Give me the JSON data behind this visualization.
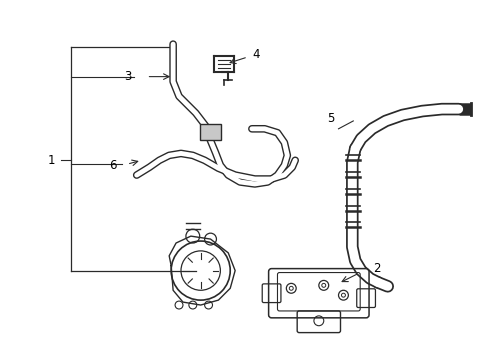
{
  "background_color": "#ffffff",
  "line_color": "#2a2a2a",
  "label_color": "#000000",
  "label_fontsize": 8.5,
  "fig_width": 4.89,
  "fig_height": 3.6,
  "dpi": 100
}
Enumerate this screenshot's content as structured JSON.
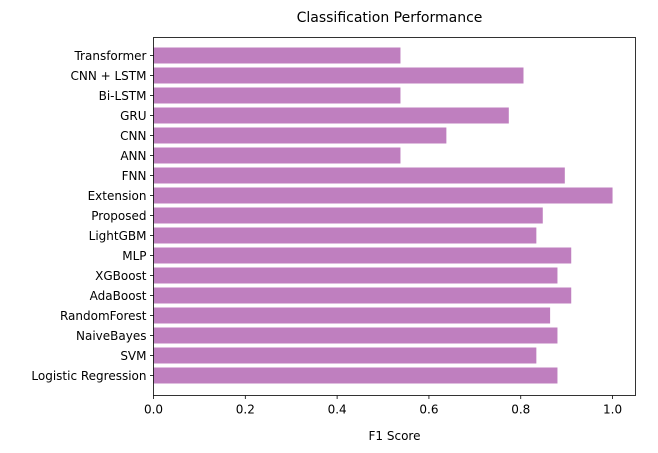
{
  "chart_data": {
    "type": "bar",
    "orientation": "horizontal",
    "title": "Classification Performance",
    "xlabel": "F1 Score",
    "ylabel": "",
    "xlim": [
      0,
      1.05
    ],
    "xticks": [
      "0.0",
      "0.2",
      "0.4",
      "0.6",
      "0.8",
      "1.0"
    ],
    "grid": false,
    "bar_color": "#bf7fbf",
    "categories": [
      "Logistic Regression",
      "SVM",
      "NaiveBayes",
      "RandomForest",
      "AdaBoost",
      "XGBoost",
      "MLP",
      "LightGBM",
      "Proposed",
      "Extension",
      "FNN",
      "ANN",
      "CNN",
      "GRU",
      "Bi-LSTM",
      "CNN + LSTM",
      "Transformer"
    ],
    "values": [
      0.88,
      0.834,
      0.88,
      0.864,
      0.91,
      0.88,
      0.91,
      0.834,
      0.848,
      1.0,
      0.896,
      0.538,
      0.638,
      0.774,
      0.538,
      0.806,
      0.538
    ]
  }
}
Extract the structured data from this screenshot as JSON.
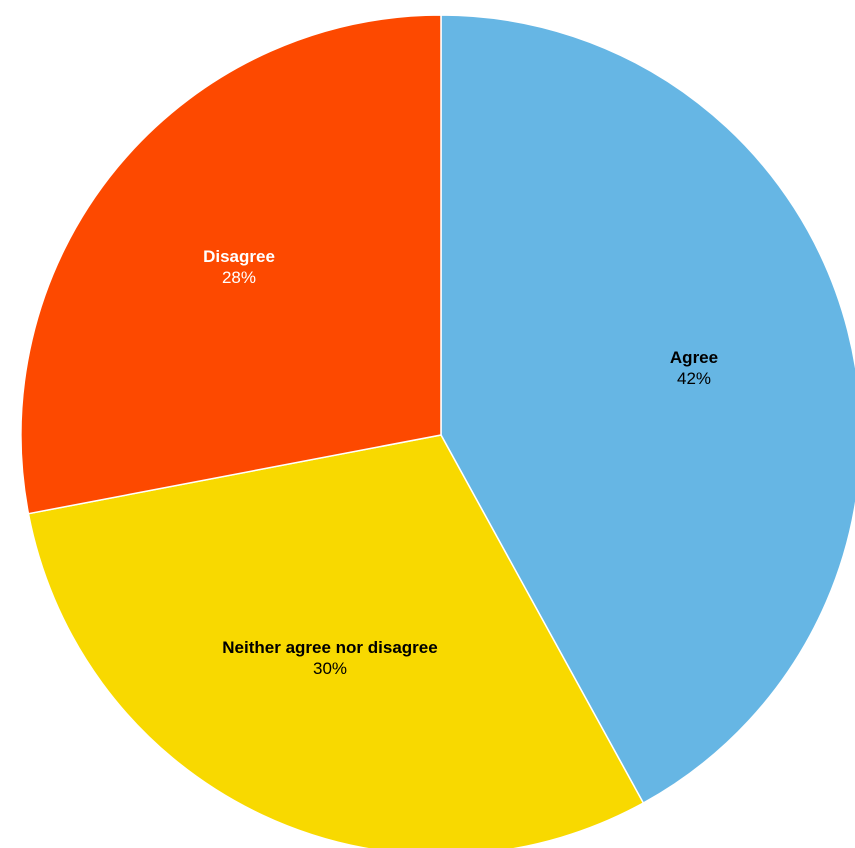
{
  "chart_data": {
    "type": "pie",
    "slices": [
      {
        "label": "Agree",
        "value": 42,
        "value_text": "42%",
        "color": "#66b6e4",
        "label_color": "#000000"
      },
      {
        "label": "Neither agree nor disagree",
        "value": 30,
        "value_text": "30%",
        "color": "#f8d900",
        "label_color": "#000000"
      },
      {
        "label": "Disagree",
        "value": 28,
        "value_text": "28%",
        "color": "#fd4900",
        "label_color": "#ffffff"
      }
    ],
    "start_angle": "12 o'clock",
    "direction": "clockwise",
    "slice_border_color": "#ffffff",
    "title": "",
    "legend": "none"
  }
}
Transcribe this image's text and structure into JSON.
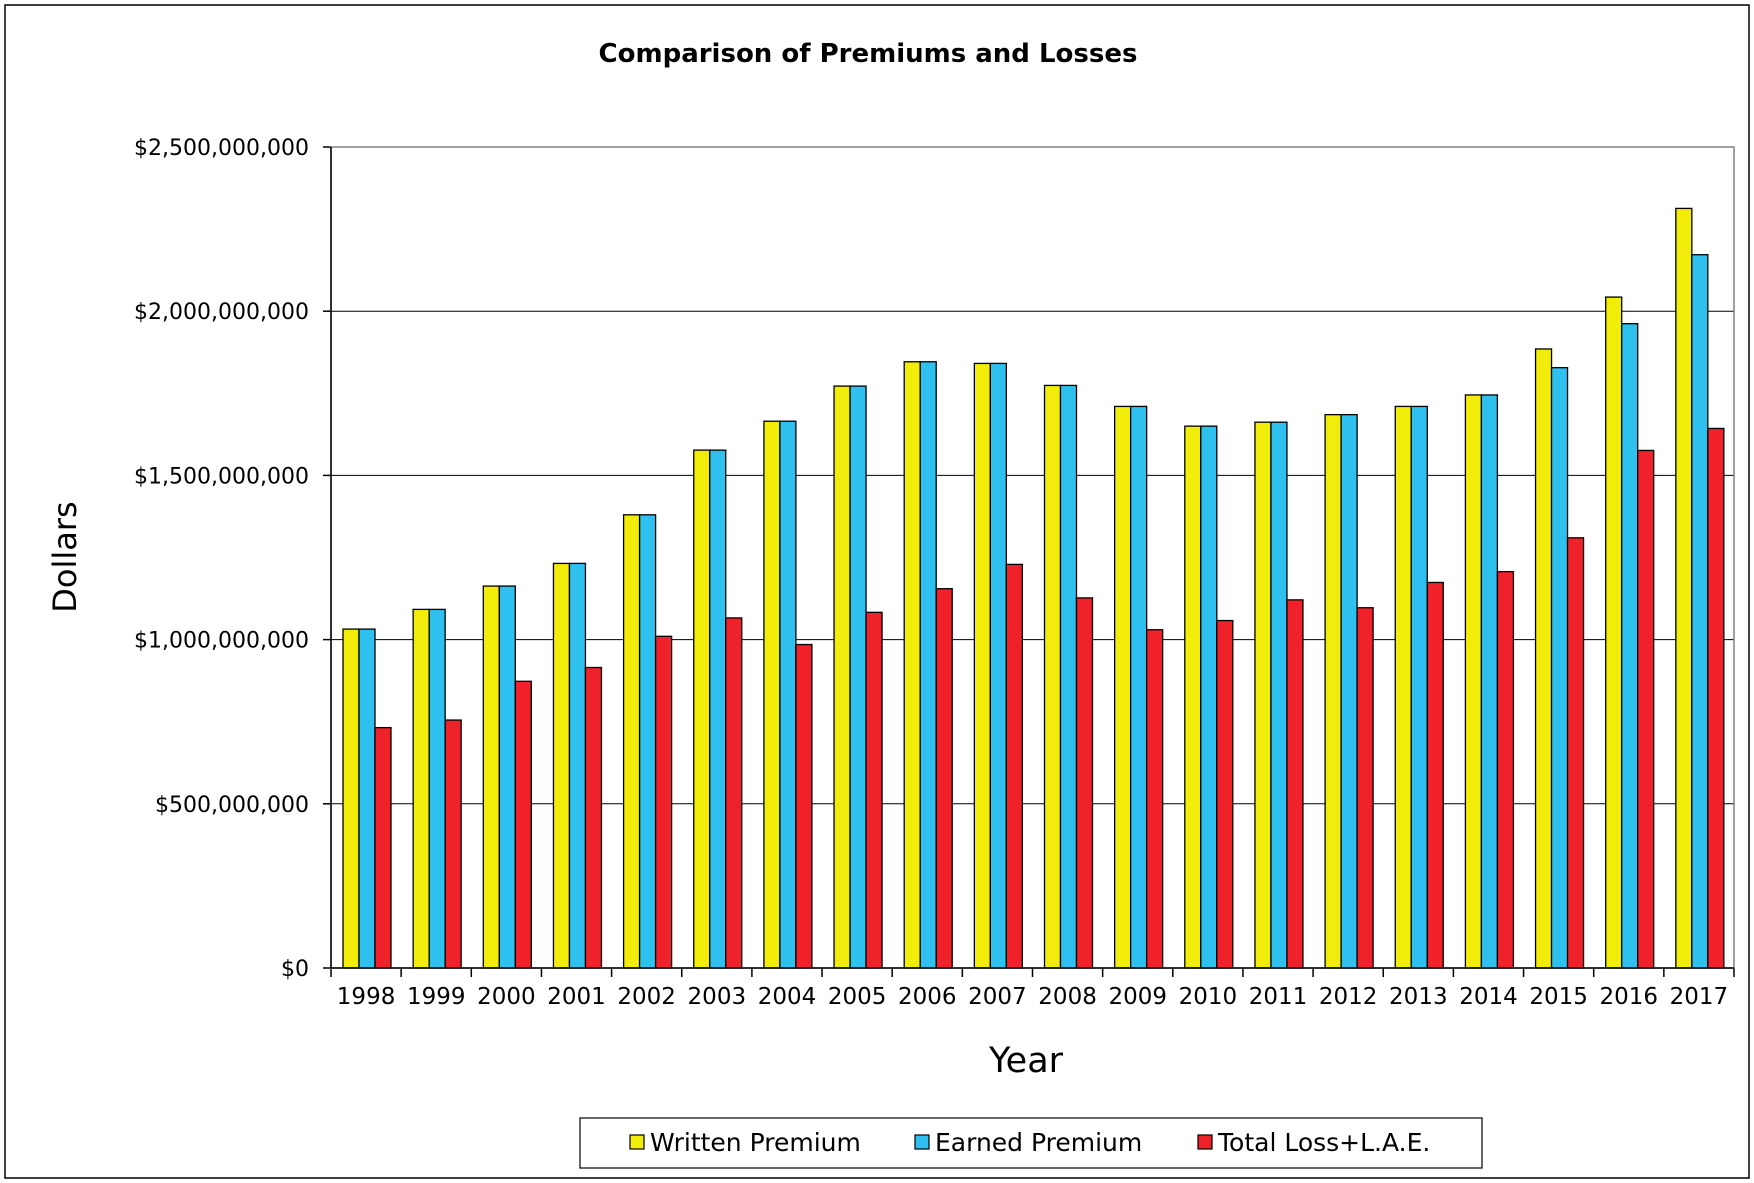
{
  "chart_data": {
    "type": "bar",
    "title": "Comparison of Premiums and Losses",
    "xlabel": "Year",
    "ylabel": "Dollars",
    "ylim": [
      0,
      2500000000
    ],
    "y_ticks": [
      {
        "value": 0,
        "label": "$0"
      },
      {
        "value": 500000000,
        "label": "$500,000,000"
      },
      {
        "value": 1000000000,
        "label": "$1,000,000,000"
      },
      {
        "value": 1500000000,
        "label": "$1,500,000,000"
      },
      {
        "value": 2000000000,
        "label": "$2,000,000,000"
      },
      {
        "value": 2500000000,
        "label": "$2,500,000,000"
      }
    ],
    "grid": true,
    "legend_position": "bottom-center",
    "categories": [
      "1998",
      "1999",
      "2000",
      "2001",
      "2002",
      "2003",
      "2004",
      "2005",
      "2006",
      "2007",
      "2008",
      "2009",
      "2010",
      "2011",
      "2012",
      "2013",
      "2014",
      "2015",
      "2016",
      "2017"
    ],
    "series": [
      {
        "name": "Written Premium",
        "color": "#f2ec0a",
        "values": [
          1032000000,
          1092000000,
          1163000000,
          1232000000,
          1380000000,
          1577000000,
          1665000000,
          1772000000,
          1846000000,
          1841000000,
          1774000000,
          1710000000,
          1650000000,
          1662000000,
          1685000000,
          1710000000,
          1745000000,
          1885000000,
          2043000000,
          2313000000
        ]
      },
      {
        "name": "Earned Premium",
        "color": "#2ec0ee",
        "values": [
          1032000000,
          1092000000,
          1163000000,
          1232000000,
          1380000000,
          1577000000,
          1665000000,
          1772000000,
          1846000000,
          1841000000,
          1774000000,
          1710000000,
          1650000000,
          1662000000,
          1685000000,
          1710000000,
          1745000000,
          1828000000,
          1962000000,
          2172000000
        ]
      },
      {
        "name": "Total Loss+L.A.E.",
        "color": "#ee2228",
        "values": [
          732000000,
          755000000,
          873000000,
          915000000,
          1010000000,
          1066000000,
          985000000,
          1083000000,
          1155000000,
          1229000000,
          1127000000,
          1030000000,
          1058000000,
          1121000000,
          1097000000,
          1174000000,
          1207000000,
          1310000000,
          1576000000,
          1643000000
        ]
      }
    ]
  }
}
= = =
▸ **EXERCISE BRIEF**
Copy the whole of the material above exactly, but not its images.

▸ **FINISHED TASK**
Give me the JSON data behind this visualization.
{
  "background_color": "#ffffff",
  "line_color": "#2a2a2a",
  "label_color": "#000000",
  "label_fontsize": 8.5,
  "fig_width": 4.89,
  "fig_height": 3.6,
  "dpi": 100
}
Enumerate this screenshot's content as structured JSON.
{
  "chart_data": {
    "type": "bar",
    "orientation": "horizontal",
    "title": "Classification Performance",
    "xlabel": "F1 Score",
    "ylabel": "",
    "xlim": [
      0,
      1.05
    ],
    "xticks": [
      "0.0",
      "0.2",
      "0.4",
      "0.6",
      "0.8",
      "1.0"
    ],
    "grid": false,
    "bar_color": "#bf7fbf",
    "categories": [
      "Logistic Regression",
      "SVM",
      "NaiveBayes",
      "RandomForest",
      "AdaBoost",
      "XGBoost",
      "MLP",
      "LightGBM",
      "Proposed",
      "Extension",
      "FNN",
      "ANN",
      "CNN",
      "GRU",
      "Bi-LSTM",
      "CNN + LSTM",
      "Transformer"
    ],
    "values": [
      0.88,
      0.834,
      0.88,
      0.864,
      0.91,
      0.88,
      0.91,
      0.834,
      0.848,
      1.0,
      0.896,
      0.538,
      0.638,
      0.774,
      0.538,
      0.806,
      0.538
    ]
  }
}
Extract the structured data from this screenshot as JSON.
{
  "chart_data": {
    "type": "pie",
    "slices": [
      {
        "label": "Agree",
        "value": 42,
        "value_text": "42%",
        "color": "#66b6e4",
        "label_color": "#000000"
      },
      {
        "label": "Neither agree nor disagree",
        "value": 30,
        "value_text": "30%",
        "color": "#f8d900",
        "label_color": "#000000"
      },
      {
        "label": "Disagree",
        "value": 28,
        "value_text": "28%",
        "color": "#fd4900",
        "label_color": "#ffffff"
      }
    ],
    "start_angle": "12 o'clock",
    "direction": "clockwise",
    "slice_border_color": "#ffffff",
    "title": "",
    "legend": "none"
  }
}
Transcribe this image's text and structure into JSON.
{
  "chart_data": {
    "type": "bar",
    "title": "Comparison of Premiums and Losses",
    "xlabel": "Year",
    "ylabel": "Dollars",
    "ylim": [
      0,
      2500000000
    ],
    "y_ticks": [
      {
        "value": 0,
        "label": "$0"
      },
      {
        "value": 500000000,
        "label": "$500,000,000"
      },
      {
        "value": 1000000000,
        "label": "$1,000,000,000"
      },
      {
        "value": 1500000000,
        "label": "$1,500,000,000"
      },
      {
        "value": 2000000000,
        "label": "$2,000,000,000"
      },
      {
        "value": 2500000000,
        "label": "$2,500,000,000"
      }
    ],
    "grid": true,
    "legend_position": "bottom-center",
    "categories": [
      "1998",
      "1999",
      "2000",
      "2001",
      "2002",
      "2003",
      "2004",
      "2005",
      "2006",
      "2007",
      "2008",
      "2009",
      "2010",
      "2011",
      "2012",
      "2013",
      "2014",
      "2015",
      "2016",
      "2017"
    ],
    "series": [
      {
        "name": "Written Premium",
        "color": "#f2ec0a",
        "values": [
          1032000000,
          1092000000,
          1163000000,
          1232000000,
          1380000000,
          1577000000,
          1665000000,
          1772000000,
          1846000000,
          1841000000,
          1774000000,
          1710000000,
          1650000000,
          1662000000,
          1685000000,
          1710000000,
          1745000000,
          1885000000,
          2043000000,
          2313000000
        ]
      },
      {
        "name": "Earned Premium",
        "color": "#2ec0ee",
        "values": [
          1032000000,
          1092000000,
          1163000000,
          1232000000,
          1380000000,
          1577000000,
          1665000000,
          1772000000,
          1846000000,
          1841000000,
          1774000000,
          1710000000,
          1650000000,
          1662000000,
          1685000000,
          1710000000,
          1745000000,
          1828000000,
          1962000000,
          2172000000
        ]
      },
      {
        "name": "Total Loss+L.A.E.",
        "color": "#ee2228",
        "values": [
          732000000,
          755000000,
          873000000,
          915000000,
          1010000000,
          1066000000,
          985000000,
          1083000000,
          1155000000,
          1229000000,
          1127000000,
          1030000000,
          1058000000,
          1121000000,
          1097000000,
          1174000000,
          1207000000,
          1310000000,
          1576000000,
          1643000000
        ]
      }
    ]
  }
}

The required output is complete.